Dataset excerpt
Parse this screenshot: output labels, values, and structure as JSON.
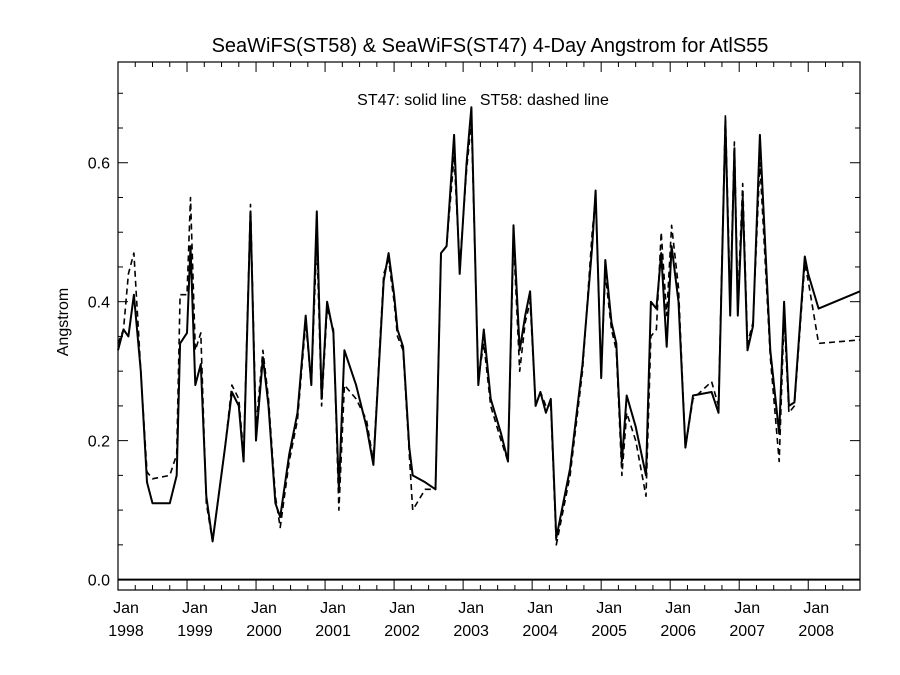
{
  "chart_data": {
    "type": "line",
    "title": "SeaWiFS(ST58) & SeaWiFS(ST47) 4-Day Angstrom for AtlS55",
    "annotation": "ST47: solid line   ST58: dashed line",
    "xlabel": "",
    "ylabel": "Angstrom",
    "xlim": [
      1998.0,
      2008.75
    ],
    "ylim": [
      -0.015,
      0.745
    ],
    "yticks": [
      0.0,
      0.2,
      0.4,
      0.6
    ],
    "ytick_labels": [
      "0.0",
      "0.2",
      "0.4",
      "0.6"
    ],
    "xticks": [
      1998,
      1999,
      2000,
      2001,
      2002,
      2003,
      2004,
      2005,
      2006,
      2007,
      2008
    ],
    "xtick_labels": [
      [
        "Jan",
        "1998"
      ],
      [
        "Jan",
        "1999"
      ],
      [
        "Jan",
        "2000"
      ],
      [
        "Jan",
        "2001"
      ],
      [
        "Jan",
        "2002"
      ],
      [
        "Jan",
        "2003"
      ],
      [
        "Jan",
        "2004"
      ],
      [
        "Jan",
        "2005"
      ],
      [
        "Jan",
        "2006"
      ],
      [
        "Jan",
        "2007"
      ],
      [
        "Jan",
        "2008"
      ]
    ],
    "zero_line": 0.0,
    "grid": false,
    "series": [
      {
        "name": "ST47",
        "style": "solid",
        "color": "#000000",
        "points": [
          [
            1998.0,
            0.33
          ],
          [
            1998.08,
            0.36
          ],
          [
            1998.15,
            0.35
          ],
          [
            1998.23,
            0.41
          ],
          [
            1998.33,
            0.3
          ],
          [
            1998.42,
            0.14
          ],
          [
            1998.5,
            0.11
          ],
          [
            1998.75,
            0.11
          ],
          [
            1998.85,
            0.15
          ],
          [
            1998.9,
            0.34
          ],
          [
            1999.0,
            0.355
          ],
          [
            1999.05,
            0.48
          ],
          [
            1999.12,
            0.28
          ],
          [
            1999.2,
            0.31
          ],
          [
            1999.28,
            0.12
          ],
          [
            1999.37,
            0.055
          ],
          [
            1999.55,
            0.19
          ],
          [
            1999.65,
            0.27
          ],
          [
            1999.75,
            0.25
          ],
          [
            1999.82,
            0.17
          ],
          [
            1999.92,
            0.53
          ],
          [
            2000.0,
            0.2
          ],
          [
            2000.1,
            0.32
          ],
          [
            2000.18,
            0.25
          ],
          [
            2000.28,
            0.11
          ],
          [
            2000.35,
            0.09
          ],
          [
            2000.48,
            0.18
          ],
          [
            2000.6,
            0.24
          ],
          [
            2000.72,
            0.38
          ],
          [
            2000.8,
            0.28
          ],
          [
            2000.88,
            0.53
          ],
          [
            2000.95,
            0.26
          ],
          [
            2001.03,
            0.4
          ],
          [
            2001.12,
            0.355
          ],
          [
            2001.2,
            0.13
          ],
          [
            2001.28,
            0.33
          ],
          [
            2001.45,
            0.28
          ],
          [
            2001.6,
            0.22
          ],
          [
            2001.7,
            0.165
          ],
          [
            2001.85,
            0.43
          ],
          [
            2001.92,
            0.47
          ],
          [
            2002.0,
            0.41
          ],
          [
            2002.05,
            0.36
          ],
          [
            2002.13,
            0.335
          ],
          [
            2002.22,
            0.19
          ],
          [
            2002.27,
            0.15
          ],
          [
            2002.45,
            0.14
          ],
          [
            2002.6,
            0.13
          ],
          [
            2002.68,
            0.47
          ],
          [
            2002.76,
            0.48
          ],
          [
            2002.87,
            0.64
          ],
          [
            2002.95,
            0.44
          ],
          [
            2003.05,
            0.6
          ],
          [
            2003.12,
            0.68
          ],
          [
            2003.22,
            0.28
          ],
          [
            2003.3,
            0.36
          ],
          [
            2003.4,
            0.26
          ],
          [
            2003.55,
            0.21
          ],
          [
            2003.65,
            0.17
          ],
          [
            2003.73,
            0.51
          ],
          [
            2003.82,
            0.33
          ],
          [
            2003.9,
            0.38
          ],
          [
            2003.97,
            0.415
          ],
          [
            2004.05,
            0.25
          ],
          [
            2004.12,
            0.27
          ],
          [
            2004.2,
            0.24
          ],
          [
            2004.27,
            0.26
          ],
          [
            2004.35,
            0.06
          ],
          [
            2004.55,
            0.16
          ],
          [
            2004.73,
            0.31
          ],
          [
            2004.87,
            0.48
          ],
          [
            2004.92,
            0.56
          ],
          [
            2005.0,
            0.29
          ],
          [
            2005.06,
            0.46
          ],
          [
            2005.15,
            0.37
          ],
          [
            2005.22,
            0.34
          ],
          [
            2005.3,
            0.17
          ],
          [
            2005.37,
            0.265
          ],
          [
            2005.5,
            0.22
          ],
          [
            2005.65,
            0.15
          ],
          [
            2005.72,
            0.4
          ],
          [
            2005.8,
            0.39
          ],
          [
            2005.87,
            0.47
          ],
          [
            2005.95,
            0.335
          ],
          [
            2006.02,
            0.48
          ],
          [
            2006.12,
            0.4
          ],
          [
            2006.22,
            0.19
          ],
          [
            2006.33,
            0.265
          ],
          [
            2006.6,
            0.27
          ],
          [
            2006.7,
            0.24
          ],
          [
            2006.8,
            0.66
          ],
          [
            2006.87,
            0.38
          ],
          [
            2006.93,
            0.62
          ],
          [
            2006.98,
            0.38
          ],
          [
            2007.05,
            0.55
          ],
          [
            2007.12,
            0.33
          ],
          [
            2007.2,
            0.365
          ],
          [
            2007.3,
            0.64
          ],
          [
            2007.45,
            0.33
          ],
          [
            2007.58,
            0.21
          ],
          [
            2007.65,
            0.4
          ],
          [
            2007.72,
            0.25
          ],
          [
            2007.8,
            0.255
          ],
          [
            2007.95,
            0.465
          ],
          [
            2008.0,
            0.44
          ],
          [
            2008.15,
            0.39
          ],
          [
            2008.75,
            0.415
          ]
        ]
      },
      {
        "name": "ST58",
        "style": "dashed",
        "color": "#000000",
        "points": [
          [
            1998.0,
            0.34
          ],
          [
            1998.08,
            0.36
          ],
          [
            1998.15,
            0.44
          ],
          [
            1998.23,
            0.47
          ],
          [
            1998.33,
            0.3
          ],
          [
            1998.42,
            0.155
          ],
          [
            1998.5,
            0.145
          ],
          [
            1998.75,
            0.15
          ],
          [
            1998.85,
            0.18
          ],
          [
            1998.9,
            0.41
          ],
          [
            1999.0,
            0.41
          ],
          [
            1999.05,
            0.55
          ],
          [
            1999.12,
            0.33
          ],
          [
            1999.2,
            0.355
          ],
          [
            1999.28,
            0.11
          ],
          [
            1999.37,
            0.055
          ],
          [
            1999.55,
            0.19
          ],
          [
            1999.65,
            0.28
          ],
          [
            1999.75,
            0.26
          ],
          [
            1999.82,
            0.18
          ],
          [
            1999.92,
            0.54
          ],
          [
            2000.0,
            0.22
          ],
          [
            2000.1,
            0.33
          ],
          [
            2000.18,
            0.26
          ],
          [
            2000.28,
            0.12
          ],
          [
            2000.35,
            0.075
          ],
          [
            2000.48,
            0.17
          ],
          [
            2000.6,
            0.23
          ],
          [
            2000.72,
            0.37
          ],
          [
            2000.8,
            0.28
          ],
          [
            2000.88,
            0.49
          ],
          [
            2000.95,
            0.25
          ],
          [
            2001.03,
            0.39
          ],
          [
            2001.12,
            0.36
          ],
          [
            2001.2,
            0.1
          ],
          [
            2001.28,
            0.28
          ],
          [
            2001.45,
            0.26
          ],
          [
            2001.6,
            0.23
          ],
          [
            2001.7,
            0.17
          ],
          [
            2001.85,
            0.44
          ],
          [
            2001.92,
            0.46
          ],
          [
            2002.0,
            0.4
          ],
          [
            2002.05,
            0.35
          ],
          [
            2002.13,
            0.33
          ],
          [
            2002.22,
            0.18
          ],
          [
            2002.27,
            0.1
          ],
          [
            2002.45,
            0.13
          ],
          [
            2002.6,
            0.13
          ],
          [
            2002.68,
            0.47
          ],
          [
            2002.76,
            0.48
          ],
          [
            2002.87,
            0.61
          ],
          [
            2002.95,
            0.45
          ],
          [
            2003.05,
            0.59
          ],
          [
            2003.12,
            0.66
          ],
          [
            2003.22,
            0.29
          ],
          [
            2003.3,
            0.34
          ],
          [
            2003.4,
            0.25
          ],
          [
            2003.55,
            0.2
          ],
          [
            2003.65,
            0.17
          ],
          [
            2003.73,
            0.49
          ],
          [
            2003.82,
            0.3
          ],
          [
            2003.9,
            0.37
          ],
          [
            2003.97,
            0.4
          ],
          [
            2004.05,
            0.25
          ],
          [
            2004.12,
            0.27
          ],
          [
            2004.2,
            0.25
          ],
          [
            2004.27,
            0.25
          ],
          [
            2004.35,
            0.05
          ],
          [
            2004.55,
            0.15
          ],
          [
            2004.73,
            0.3
          ],
          [
            2004.87,
            0.5
          ],
          [
            2004.92,
            0.55
          ],
          [
            2005.0,
            0.3
          ],
          [
            2005.06,
            0.44
          ],
          [
            2005.15,
            0.36
          ],
          [
            2005.22,
            0.33
          ],
          [
            2005.3,
            0.15
          ],
          [
            2005.37,
            0.24
          ],
          [
            2005.5,
            0.2
          ],
          [
            2005.65,
            0.12
          ],
          [
            2005.72,
            0.35
          ],
          [
            2005.8,
            0.36
          ],
          [
            2005.87,
            0.5
          ],
          [
            2005.95,
            0.38
          ],
          [
            2006.02,
            0.51
          ],
          [
            2006.12,
            0.42
          ],
          [
            2006.22,
            0.19
          ],
          [
            2006.33,
            0.26
          ],
          [
            2006.6,
            0.285
          ],
          [
            2006.7,
            0.25
          ],
          [
            2006.8,
            0.67
          ],
          [
            2006.87,
            0.4
          ],
          [
            2006.93,
            0.63
          ],
          [
            2006.98,
            0.4
          ],
          [
            2007.05,
            0.57
          ],
          [
            2007.12,
            0.34
          ],
          [
            2007.2,
            0.37
          ],
          [
            2007.3,
            0.6
          ],
          [
            2007.45,
            0.32
          ],
          [
            2007.58,
            0.17
          ],
          [
            2007.65,
            0.38
          ],
          [
            2007.72,
            0.24
          ],
          [
            2007.8,
            0.25
          ],
          [
            2007.95,
            0.455
          ],
          [
            2008.0,
            0.43
          ],
          [
            2008.15,
            0.34
          ],
          [
            2008.75,
            0.345
          ]
        ]
      }
    ]
  }
}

Written request ::
In the records above, locate each line with the word "solid". Copy all such lines.

The response ::
    "annotation": "ST47: solid line   ST58: dashed line",
        "style": "solid",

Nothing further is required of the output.